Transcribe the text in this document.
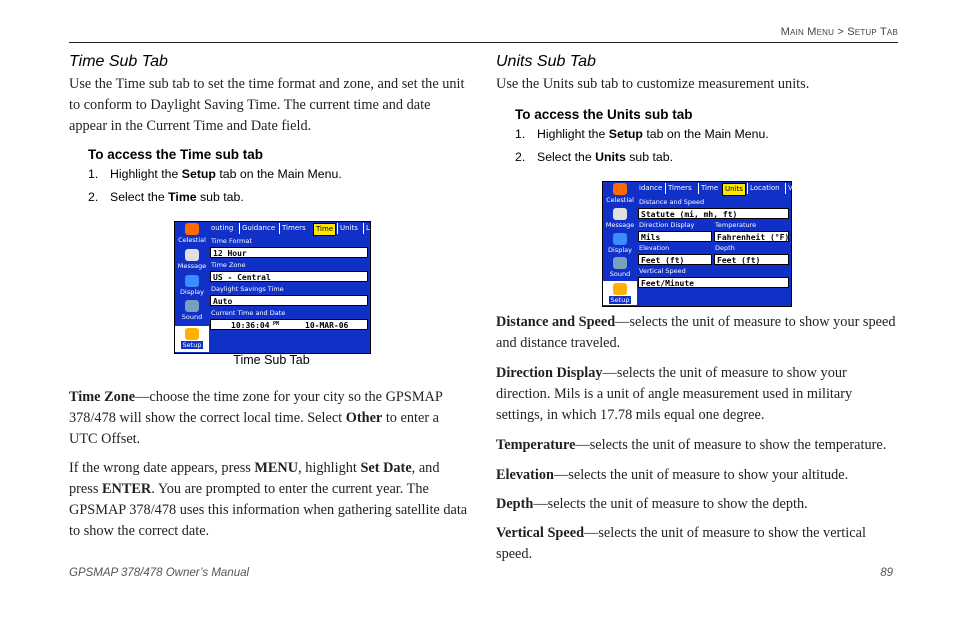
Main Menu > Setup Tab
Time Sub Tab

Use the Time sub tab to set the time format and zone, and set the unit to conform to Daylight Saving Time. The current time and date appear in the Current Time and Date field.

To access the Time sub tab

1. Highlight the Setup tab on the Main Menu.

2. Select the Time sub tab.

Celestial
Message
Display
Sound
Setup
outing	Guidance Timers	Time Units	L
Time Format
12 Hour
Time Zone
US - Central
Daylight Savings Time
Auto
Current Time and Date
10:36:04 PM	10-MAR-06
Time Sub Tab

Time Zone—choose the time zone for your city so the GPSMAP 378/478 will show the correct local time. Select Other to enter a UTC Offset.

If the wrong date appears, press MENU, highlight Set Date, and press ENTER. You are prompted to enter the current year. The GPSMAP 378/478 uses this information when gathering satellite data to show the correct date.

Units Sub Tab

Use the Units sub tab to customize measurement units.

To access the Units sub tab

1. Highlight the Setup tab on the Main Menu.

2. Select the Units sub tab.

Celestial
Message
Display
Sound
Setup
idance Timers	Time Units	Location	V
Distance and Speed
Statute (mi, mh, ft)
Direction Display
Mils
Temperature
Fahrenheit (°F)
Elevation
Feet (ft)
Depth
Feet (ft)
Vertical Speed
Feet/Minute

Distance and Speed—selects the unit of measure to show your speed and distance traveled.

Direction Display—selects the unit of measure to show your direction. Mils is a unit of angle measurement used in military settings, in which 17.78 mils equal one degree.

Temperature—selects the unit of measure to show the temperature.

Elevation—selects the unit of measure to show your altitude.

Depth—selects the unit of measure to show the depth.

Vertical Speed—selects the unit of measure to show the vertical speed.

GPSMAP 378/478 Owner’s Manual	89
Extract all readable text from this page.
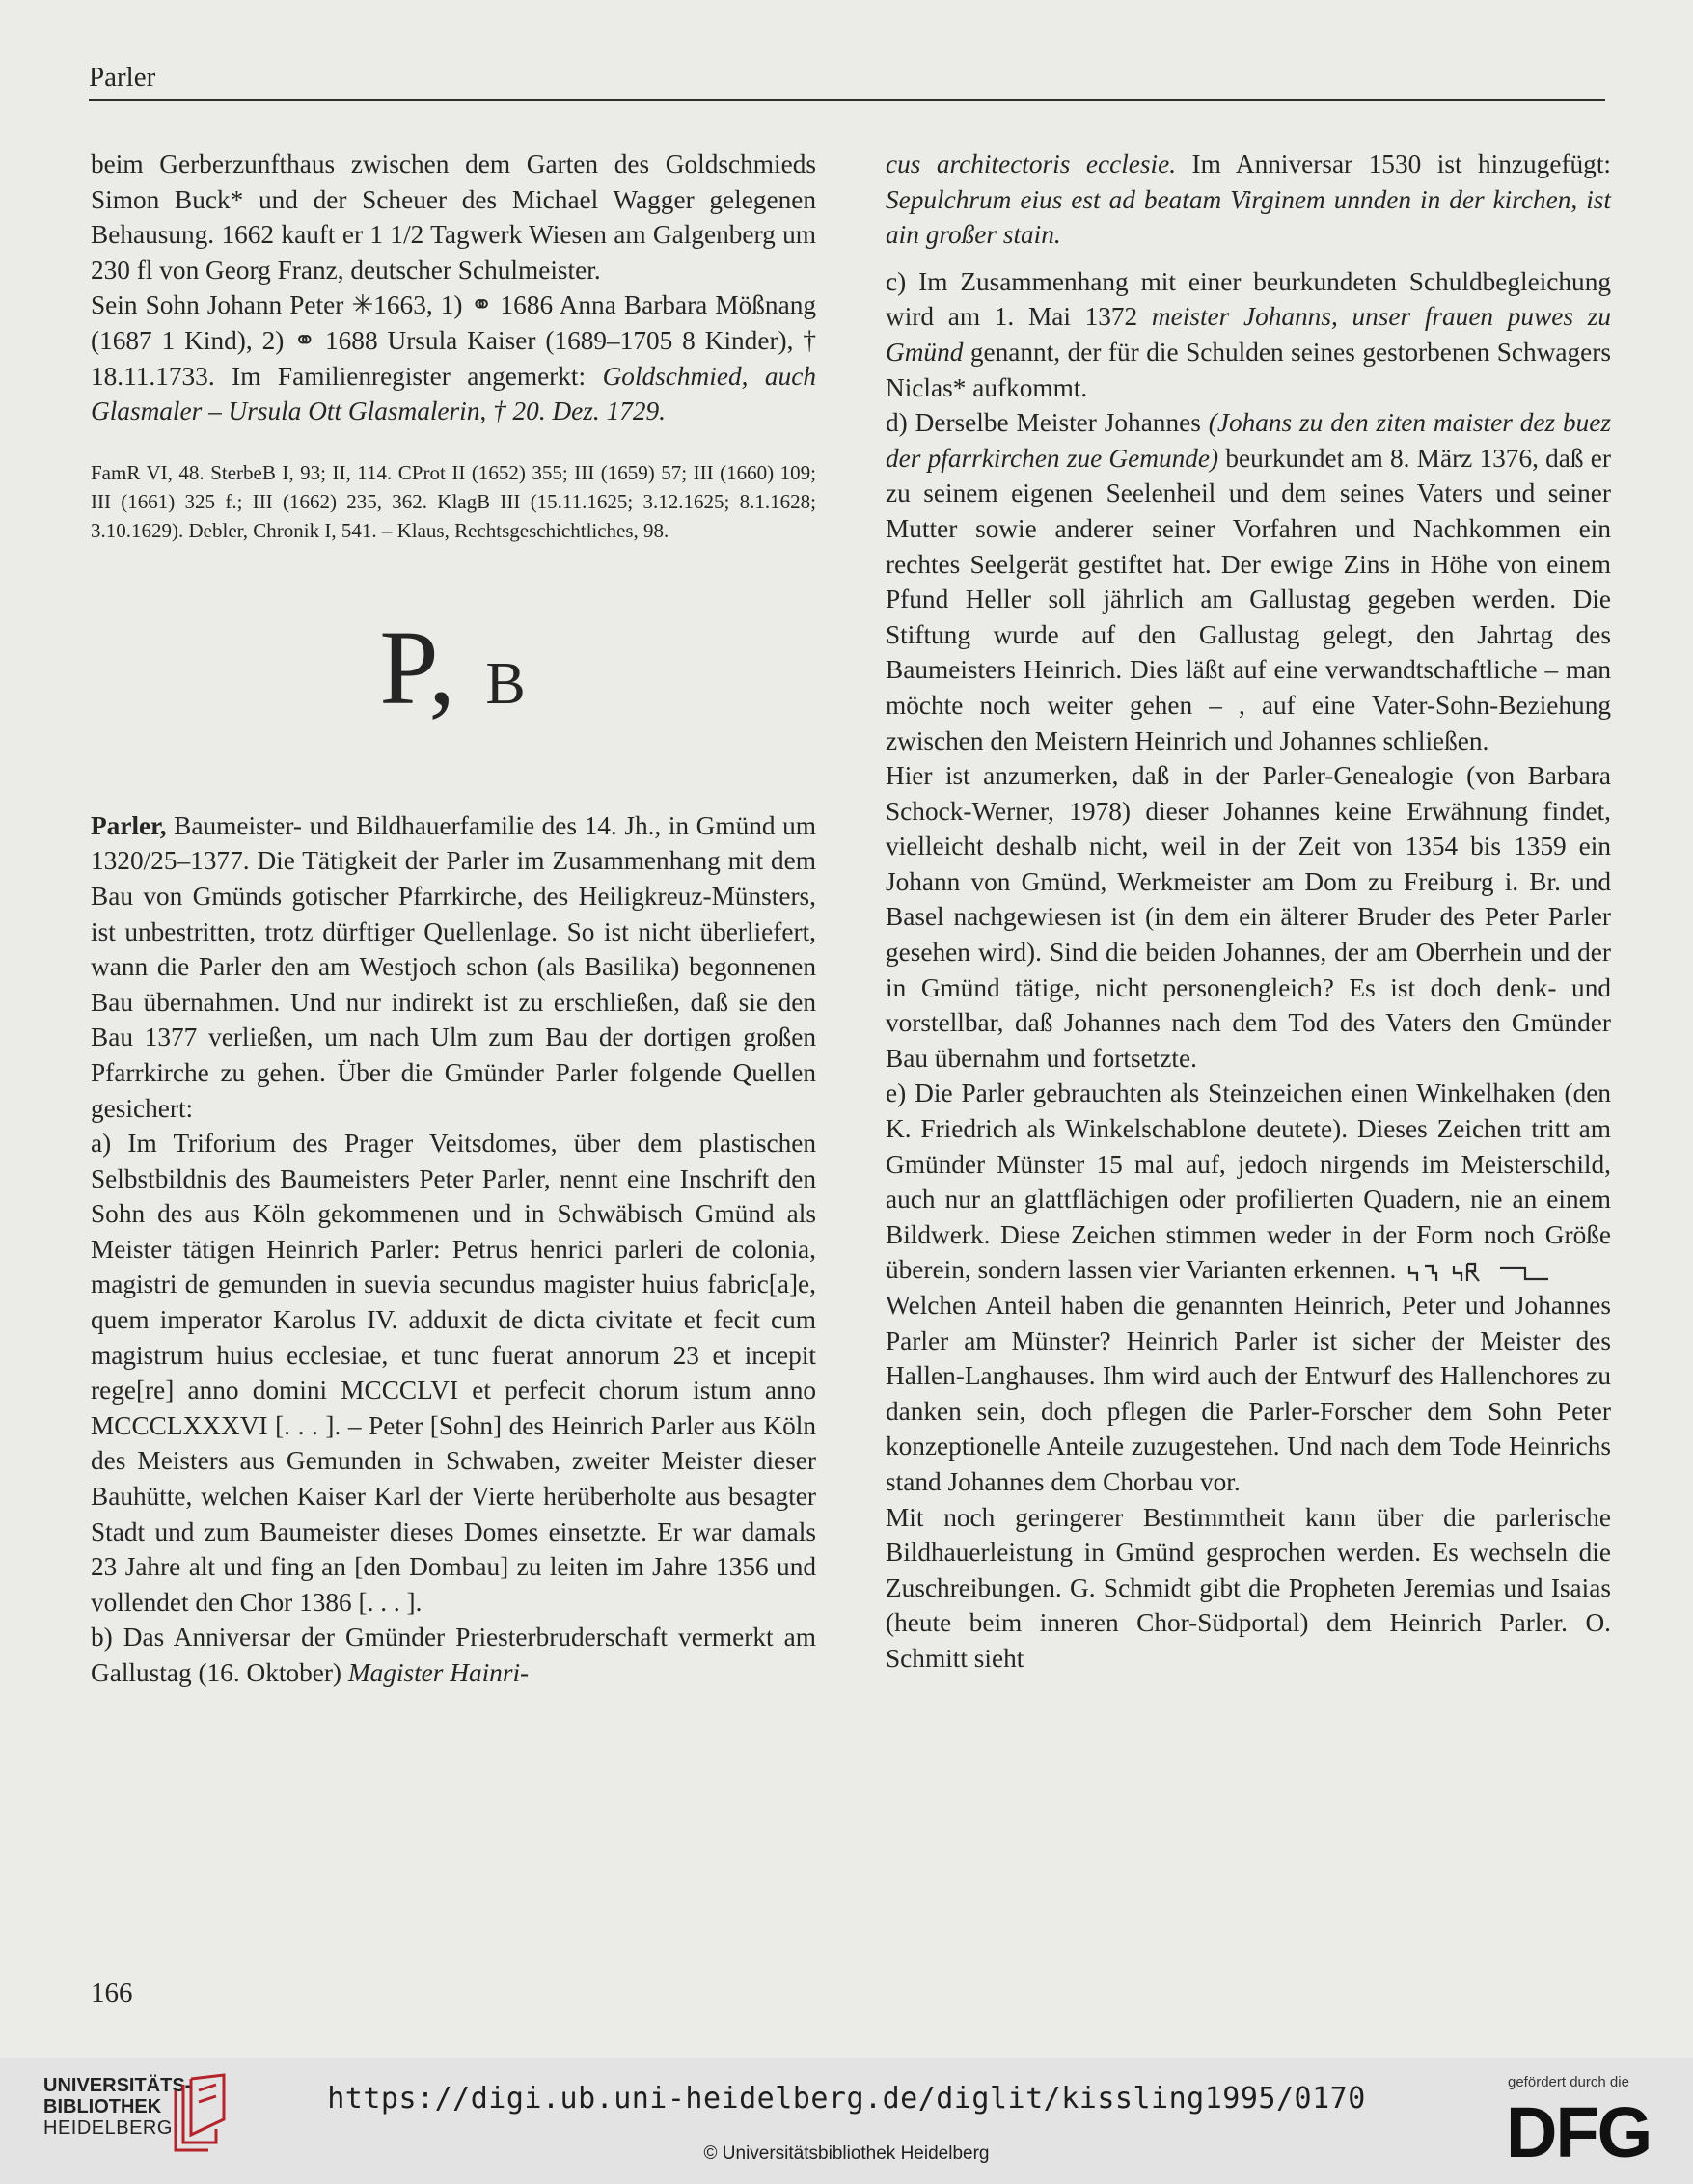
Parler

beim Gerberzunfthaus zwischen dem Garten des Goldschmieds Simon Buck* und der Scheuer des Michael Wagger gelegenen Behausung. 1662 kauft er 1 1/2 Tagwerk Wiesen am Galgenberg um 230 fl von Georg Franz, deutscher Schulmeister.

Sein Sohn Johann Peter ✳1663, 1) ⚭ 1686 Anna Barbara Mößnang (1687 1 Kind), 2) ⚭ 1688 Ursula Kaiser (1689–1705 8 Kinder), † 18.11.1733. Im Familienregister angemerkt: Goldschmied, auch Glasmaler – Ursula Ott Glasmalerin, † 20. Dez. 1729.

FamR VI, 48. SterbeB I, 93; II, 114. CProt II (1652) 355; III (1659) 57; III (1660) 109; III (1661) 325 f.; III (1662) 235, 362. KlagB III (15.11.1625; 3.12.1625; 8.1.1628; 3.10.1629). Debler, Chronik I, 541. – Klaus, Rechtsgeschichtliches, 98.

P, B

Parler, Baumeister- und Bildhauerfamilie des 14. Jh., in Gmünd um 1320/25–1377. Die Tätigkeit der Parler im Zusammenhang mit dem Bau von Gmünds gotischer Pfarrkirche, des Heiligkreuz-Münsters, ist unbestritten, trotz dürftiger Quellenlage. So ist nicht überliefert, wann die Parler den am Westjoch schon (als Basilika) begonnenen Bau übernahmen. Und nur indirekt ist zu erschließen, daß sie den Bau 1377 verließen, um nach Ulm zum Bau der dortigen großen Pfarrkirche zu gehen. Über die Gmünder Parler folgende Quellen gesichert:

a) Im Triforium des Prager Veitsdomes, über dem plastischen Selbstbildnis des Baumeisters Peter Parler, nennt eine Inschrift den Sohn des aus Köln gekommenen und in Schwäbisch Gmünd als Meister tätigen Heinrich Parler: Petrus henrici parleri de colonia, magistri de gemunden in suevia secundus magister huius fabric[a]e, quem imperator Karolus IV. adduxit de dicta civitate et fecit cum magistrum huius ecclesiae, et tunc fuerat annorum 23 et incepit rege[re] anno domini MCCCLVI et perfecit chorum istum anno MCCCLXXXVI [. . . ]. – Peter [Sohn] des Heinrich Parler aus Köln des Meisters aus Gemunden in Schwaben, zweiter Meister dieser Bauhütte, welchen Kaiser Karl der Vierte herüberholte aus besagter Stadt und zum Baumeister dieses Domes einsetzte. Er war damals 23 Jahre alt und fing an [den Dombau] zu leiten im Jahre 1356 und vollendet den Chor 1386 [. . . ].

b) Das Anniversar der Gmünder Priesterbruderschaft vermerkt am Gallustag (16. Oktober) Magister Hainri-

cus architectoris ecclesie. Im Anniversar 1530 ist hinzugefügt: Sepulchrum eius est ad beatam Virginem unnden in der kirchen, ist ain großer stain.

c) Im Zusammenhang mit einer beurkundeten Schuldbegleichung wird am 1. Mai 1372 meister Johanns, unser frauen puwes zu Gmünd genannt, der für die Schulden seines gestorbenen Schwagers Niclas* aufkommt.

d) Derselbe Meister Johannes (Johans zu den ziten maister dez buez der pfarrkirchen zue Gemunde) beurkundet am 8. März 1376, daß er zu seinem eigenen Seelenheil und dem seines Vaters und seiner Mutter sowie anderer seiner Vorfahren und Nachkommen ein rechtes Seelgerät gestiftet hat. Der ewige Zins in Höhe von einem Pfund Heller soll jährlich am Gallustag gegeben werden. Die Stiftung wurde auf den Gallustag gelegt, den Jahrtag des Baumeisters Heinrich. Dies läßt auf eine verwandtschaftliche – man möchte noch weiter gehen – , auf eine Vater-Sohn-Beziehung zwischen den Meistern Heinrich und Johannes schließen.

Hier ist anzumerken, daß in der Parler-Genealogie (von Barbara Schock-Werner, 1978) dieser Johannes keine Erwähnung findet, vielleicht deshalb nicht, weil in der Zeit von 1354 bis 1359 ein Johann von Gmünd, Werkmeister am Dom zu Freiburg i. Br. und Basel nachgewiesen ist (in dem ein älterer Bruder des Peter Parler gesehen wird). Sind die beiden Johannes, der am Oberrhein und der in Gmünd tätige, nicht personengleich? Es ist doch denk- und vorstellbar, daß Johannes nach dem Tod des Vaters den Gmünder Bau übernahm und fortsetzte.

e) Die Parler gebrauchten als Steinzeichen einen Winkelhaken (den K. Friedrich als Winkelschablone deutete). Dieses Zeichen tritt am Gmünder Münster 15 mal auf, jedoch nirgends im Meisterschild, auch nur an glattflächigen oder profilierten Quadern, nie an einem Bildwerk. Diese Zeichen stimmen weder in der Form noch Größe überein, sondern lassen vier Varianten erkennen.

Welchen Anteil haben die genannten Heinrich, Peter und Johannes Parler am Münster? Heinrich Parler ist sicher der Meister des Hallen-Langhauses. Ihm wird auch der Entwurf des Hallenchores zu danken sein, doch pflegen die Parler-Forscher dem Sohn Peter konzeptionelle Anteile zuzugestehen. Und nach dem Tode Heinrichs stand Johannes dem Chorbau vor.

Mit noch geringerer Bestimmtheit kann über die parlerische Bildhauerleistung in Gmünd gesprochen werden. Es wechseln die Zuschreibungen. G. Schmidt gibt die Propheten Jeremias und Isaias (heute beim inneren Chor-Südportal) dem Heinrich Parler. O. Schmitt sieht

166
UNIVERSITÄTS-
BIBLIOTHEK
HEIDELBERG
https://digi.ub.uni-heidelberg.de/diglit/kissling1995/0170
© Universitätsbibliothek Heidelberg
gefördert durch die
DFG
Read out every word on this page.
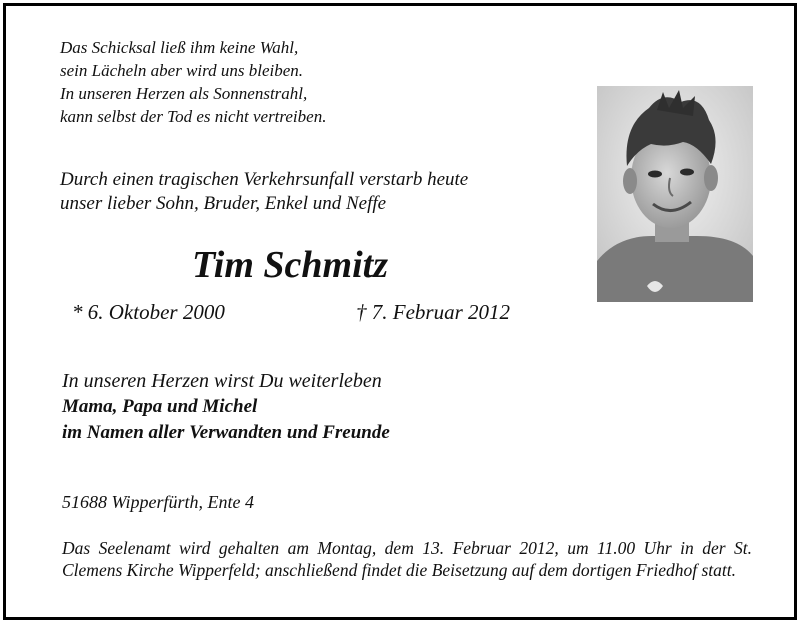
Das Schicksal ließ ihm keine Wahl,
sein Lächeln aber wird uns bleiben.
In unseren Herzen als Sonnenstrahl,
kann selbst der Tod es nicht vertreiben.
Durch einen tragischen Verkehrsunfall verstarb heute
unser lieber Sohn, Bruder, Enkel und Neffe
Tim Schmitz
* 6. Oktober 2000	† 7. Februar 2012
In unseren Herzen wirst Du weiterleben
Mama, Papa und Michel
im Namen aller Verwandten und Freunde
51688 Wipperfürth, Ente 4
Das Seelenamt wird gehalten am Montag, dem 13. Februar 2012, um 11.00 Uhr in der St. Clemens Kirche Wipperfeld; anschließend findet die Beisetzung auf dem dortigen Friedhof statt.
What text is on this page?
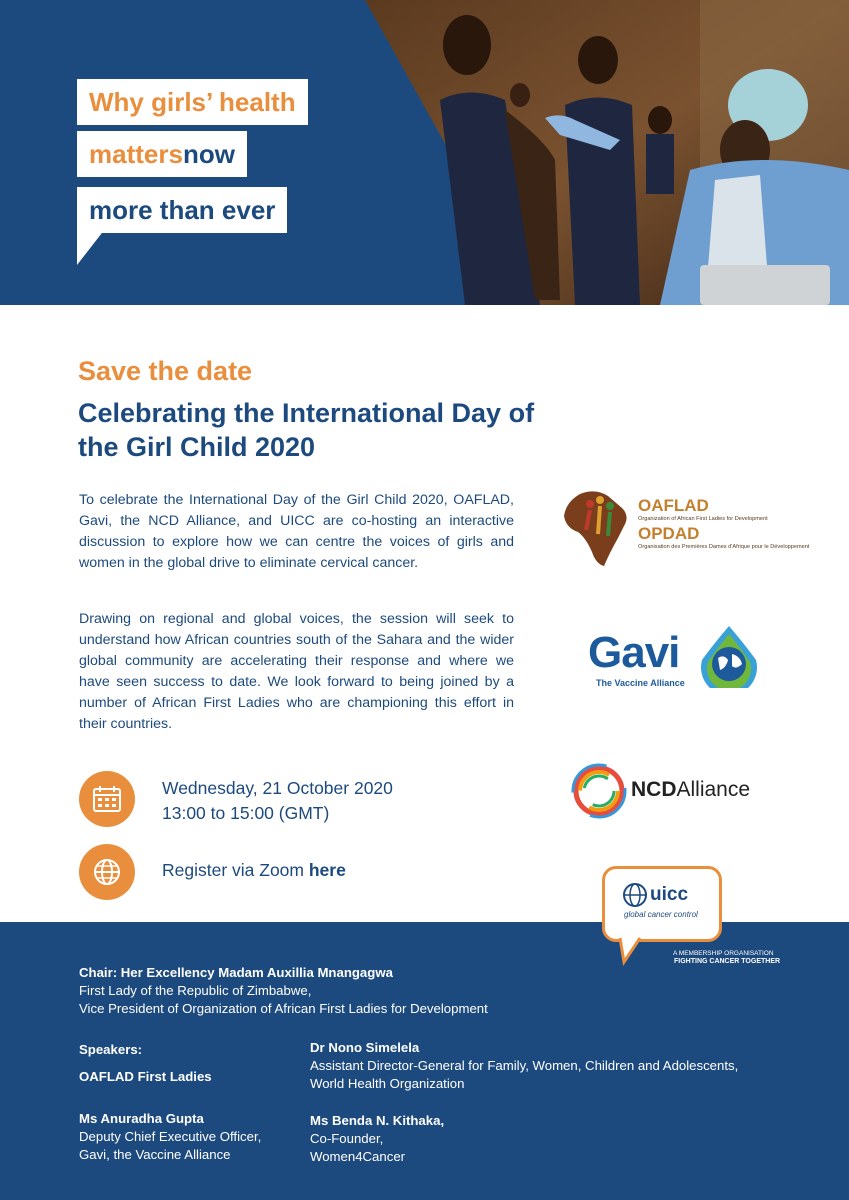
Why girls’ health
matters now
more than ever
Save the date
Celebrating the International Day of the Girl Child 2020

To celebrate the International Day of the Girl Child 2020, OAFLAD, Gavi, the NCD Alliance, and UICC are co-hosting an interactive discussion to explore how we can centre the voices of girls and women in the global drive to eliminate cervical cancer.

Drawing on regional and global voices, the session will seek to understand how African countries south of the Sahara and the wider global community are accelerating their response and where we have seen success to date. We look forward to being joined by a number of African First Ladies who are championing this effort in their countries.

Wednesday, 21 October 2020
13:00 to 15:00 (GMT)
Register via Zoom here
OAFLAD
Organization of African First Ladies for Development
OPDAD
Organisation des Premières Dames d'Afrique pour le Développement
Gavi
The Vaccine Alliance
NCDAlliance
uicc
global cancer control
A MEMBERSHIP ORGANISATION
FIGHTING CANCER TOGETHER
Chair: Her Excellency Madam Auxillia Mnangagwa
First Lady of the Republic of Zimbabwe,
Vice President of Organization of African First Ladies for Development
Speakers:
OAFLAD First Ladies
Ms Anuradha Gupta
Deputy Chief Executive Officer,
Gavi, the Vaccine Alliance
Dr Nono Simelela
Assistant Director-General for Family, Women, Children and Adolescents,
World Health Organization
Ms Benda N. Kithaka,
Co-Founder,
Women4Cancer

▬▬▬

Your task is to output exactly the lines from the line containing "What text is on this page?" through the last line, inclusive, leaving every picture out.

What text is on this page?
Why girls’ health
matters now
more than ever
Save the date
Celebrating the International Day of the Girl Child 2020

To celebrate the International Day of the Girl Child 2020, OAFLAD, Gavi, the NCD Alliance, and UICC are co-hosting an interactive discussion to explore how we can centre the voices of girls and women in the global drive to eliminate cervical cancer.

Drawing on regional and global voices, the session will seek to understand how African countries south of the Sahara and the wider global community are accelerating their response and where we have seen success to date. We look forward to being joined by a number of African First Ladies who are championing this effort in their countries.

Wednesday, 21 October 2020
13:00 to 15:00 (GMT)
Register via Zoom here
OAFLAD
Organization of African First Ladies for Development
OPDAD
Organisation des Premières Dames d'Afrique pour le Développement
Gavi
The Vaccine Alliance
NCDAlliance
uicc
global cancer control
A MEMBERSHIP ORGANISATION
FIGHTING CANCER TOGETHER
Chair: Her Excellency Madam Auxillia Mnangagwa
First Lady of the Republic of Zimbabwe,
Vice President of Organization of African First Ladies for Development
Speakers:
OAFLAD First Ladies
Ms Anuradha Gupta
Deputy Chief Executive Officer,
Gavi, the Vaccine Alliance
Dr Nono Simelela
Assistant Director-General for Family, Women, Children and Adolescents,
World Health Organization
Ms Benda N. Kithaka,
Co-Founder,
Women4Cancer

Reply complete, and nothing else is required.